──────── Supplied entries ────────

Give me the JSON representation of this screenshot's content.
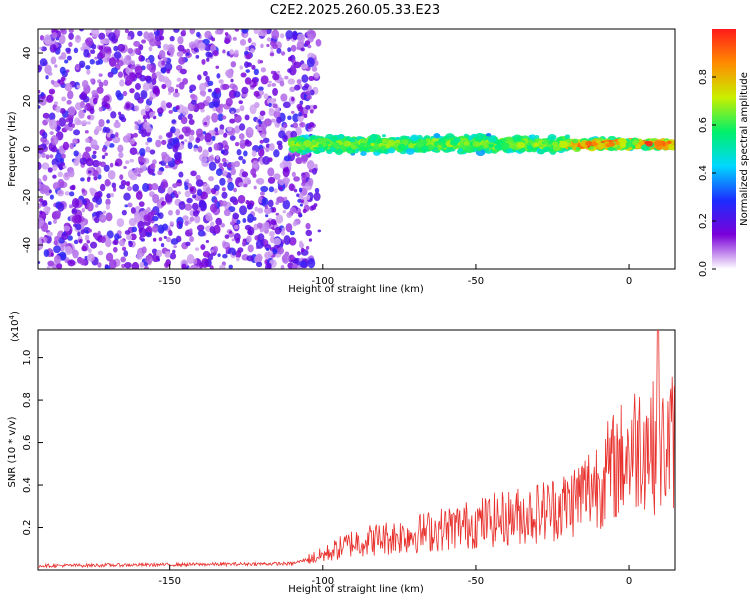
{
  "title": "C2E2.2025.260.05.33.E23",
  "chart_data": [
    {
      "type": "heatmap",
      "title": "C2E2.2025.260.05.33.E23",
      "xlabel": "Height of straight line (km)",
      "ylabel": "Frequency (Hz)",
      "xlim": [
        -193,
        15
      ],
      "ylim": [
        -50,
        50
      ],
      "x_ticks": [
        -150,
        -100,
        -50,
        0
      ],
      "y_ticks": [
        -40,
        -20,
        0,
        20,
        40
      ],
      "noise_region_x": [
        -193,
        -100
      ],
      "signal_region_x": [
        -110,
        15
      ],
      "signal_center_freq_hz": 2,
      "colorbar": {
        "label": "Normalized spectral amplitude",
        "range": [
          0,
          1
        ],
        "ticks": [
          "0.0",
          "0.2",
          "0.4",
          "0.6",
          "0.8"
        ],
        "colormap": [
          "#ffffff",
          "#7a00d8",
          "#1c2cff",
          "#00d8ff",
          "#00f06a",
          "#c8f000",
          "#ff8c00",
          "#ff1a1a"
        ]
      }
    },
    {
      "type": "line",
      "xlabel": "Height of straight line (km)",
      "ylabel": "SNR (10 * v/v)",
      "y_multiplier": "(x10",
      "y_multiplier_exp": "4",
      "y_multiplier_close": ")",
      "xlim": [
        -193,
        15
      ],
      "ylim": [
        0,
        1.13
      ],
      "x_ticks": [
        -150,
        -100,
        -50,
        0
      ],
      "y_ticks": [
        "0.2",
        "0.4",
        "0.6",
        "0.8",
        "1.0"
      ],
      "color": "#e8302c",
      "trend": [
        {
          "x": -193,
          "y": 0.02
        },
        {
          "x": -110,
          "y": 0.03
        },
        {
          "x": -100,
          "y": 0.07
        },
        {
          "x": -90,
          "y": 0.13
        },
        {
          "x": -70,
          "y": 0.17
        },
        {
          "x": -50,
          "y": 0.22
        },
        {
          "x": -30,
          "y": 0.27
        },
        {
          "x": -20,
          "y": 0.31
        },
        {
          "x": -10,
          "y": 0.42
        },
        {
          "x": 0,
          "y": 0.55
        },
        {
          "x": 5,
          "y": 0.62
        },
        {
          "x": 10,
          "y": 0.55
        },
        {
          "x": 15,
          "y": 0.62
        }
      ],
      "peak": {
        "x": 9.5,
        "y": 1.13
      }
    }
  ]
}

────────

→ **What you should do**
Give all the lines above again, character for character, without pictures.

→ **Problem solution**
Give me the JSON representation of this screenshot's content.
{
  "title": "C2E2.2025.260.05.33.E23",
  "chart_data": [
    {
      "type": "heatmap",
      "title": "C2E2.2025.260.05.33.E23",
      "xlabel": "Height of straight line (km)",
      "ylabel": "Frequency (Hz)",
      "xlim": [
        -193,
        15
      ],
      "ylim": [
        -50,
        50
      ],
      "x_ticks": [
        -150,
        -100,
        -50,
        0
      ],
      "y_ticks": [
        -40,
        -20,
        0,
        20,
        40
      ],
      "noise_region_x": [
        -193,
        -100
      ],
      "signal_region_x": [
        -110,
        15
      ],
      "signal_center_freq_hz": 2,
      "colorbar": {
        "label": "Normalized spectral amplitude",
        "range": [
          0,
          1
        ],
        "ticks": [
          "0.0",
          "0.2",
          "0.4",
          "0.6",
          "0.8"
        ],
        "colormap": [
          "#ffffff",
          "#7a00d8",
          "#1c2cff",
          "#00d8ff",
          "#00f06a",
          "#c8f000",
          "#ff8c00",
          "#ff1a1a"
        ]
      }
    },
    {
      "type": "line",
      "xlabel": "Height of straight line (km)",
      "ylabel": "SNR (10 * v/v)",
      "y_multiplier": "(x10",
      "y_multiplier_exp": "4",
      "y_multiplier_close": ")",
      "xlim": [
        -193,
        15
      ],
      "ylim": [
        0,
        1.13
      ],
      "x_ticks": [
        -150,
        -100,
        -50,
        0
      ],
      "y_ticks": [
        "0.2",
        "0.4",
        "0.6",
        "0.8",
        "1.0"
      ],
      "color": "#e8302c",
      "trend": [
        {
          "x": -193,
          "y": 0.02
        },
        {
          "x": -110,
          "y": 0.03
        },
        {
          "x": -100,
          "y": 0.07
        },
        {
          "x": -90,
          "y": 0.13
        },
        {
          "x": -70,
          "y": 0.17
        },
        {
          "x": -50,
          "y": 0.22
        },
        {
          "x": -30,
          "y": 0.27
        },
        {
          "x": -20,
          "y": 0.31
        },
        {
          "x": -10,
          "y": 0.42
        },
        {
          "x": 0,
          "y": 0.55
        },
        {
          "x": 5,
          "y": 0.62
        },
        {
          "x": 10,
          "y": 0.55
        },
        {
          "x": 15,
          "y": 0.62
        }
      ],
      "peak": {
        "x": 9.5,
        "y": 1.13
      }
    }
  ]
}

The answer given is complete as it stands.